**Source material:**

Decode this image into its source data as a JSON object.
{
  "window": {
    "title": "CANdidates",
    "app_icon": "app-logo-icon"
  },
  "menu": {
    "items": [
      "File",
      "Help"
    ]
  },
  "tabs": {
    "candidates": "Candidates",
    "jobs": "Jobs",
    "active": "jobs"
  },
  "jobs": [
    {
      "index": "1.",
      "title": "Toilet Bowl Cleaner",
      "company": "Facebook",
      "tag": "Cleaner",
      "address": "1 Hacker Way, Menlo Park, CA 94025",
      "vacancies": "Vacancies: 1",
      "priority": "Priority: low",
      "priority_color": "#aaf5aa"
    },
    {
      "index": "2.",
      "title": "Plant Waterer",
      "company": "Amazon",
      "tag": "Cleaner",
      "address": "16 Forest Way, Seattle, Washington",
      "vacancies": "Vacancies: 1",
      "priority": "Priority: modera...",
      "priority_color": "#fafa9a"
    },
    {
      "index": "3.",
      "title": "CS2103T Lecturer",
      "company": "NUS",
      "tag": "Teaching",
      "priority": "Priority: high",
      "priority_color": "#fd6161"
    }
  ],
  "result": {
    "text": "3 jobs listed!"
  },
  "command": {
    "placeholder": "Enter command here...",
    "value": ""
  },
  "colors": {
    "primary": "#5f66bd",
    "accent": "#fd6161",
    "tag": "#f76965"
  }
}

**What this task involves:**
Write out the records above again, keeping each one identical to the original.

**Task response:**
Decode this image into its source data as a JSON object.
{
  "window": {
    "title": "CANdidates",
    "app_icon": "app-logo-icon"
  },
  "menu": {
    "items": [
      "File",
      "Help"
    ]
  },
  "tabs": {
    "candidates": "Candidates",
    "jobs": "Jobs",
    "active": "jobs"
  },
  "jobs": [
    {
      "index": "1.",
      "title": "Toilet Bowl Cleaner",
      "company": "Facebook",
      "tag": "Cleaner",
      "address": "1 Hacker Way, Menlo Park, CA 94025",
      "vacancies": "Vacancies: 1",
      "priority": "Priority: low",
      "priority_color": "#aaf5aa"
    },
    {
      "index": "2.",
      "title": "Plant Waterer",
      "company": "Amazon",
      "tag": "Cleaner",
      "address": "16 Forest Way, Seattle, Washington",
      "vacancies": "Vacancies: 1",
      "priority": "Priority: modera...",
      "priority_color": "#fafa9a"
    },
    {
      "index": "3.",
      "title": "CS2103T Lecturer",
      "company": "NUS",
      "tag": "Teaching",
      "priority": "Priority: high",
      "priority_color": "#fd6161"
    }
  ],
  "result": {
    "text": "3 jobs listed!"
  },
  "command": {
    "placeholder": "Enter command here...",
    "value": ""
  },
  "colors": {
    "primary": "#5f66bd",
    "accent": "#fd6161",
    "tag": "#f76965"
  }
}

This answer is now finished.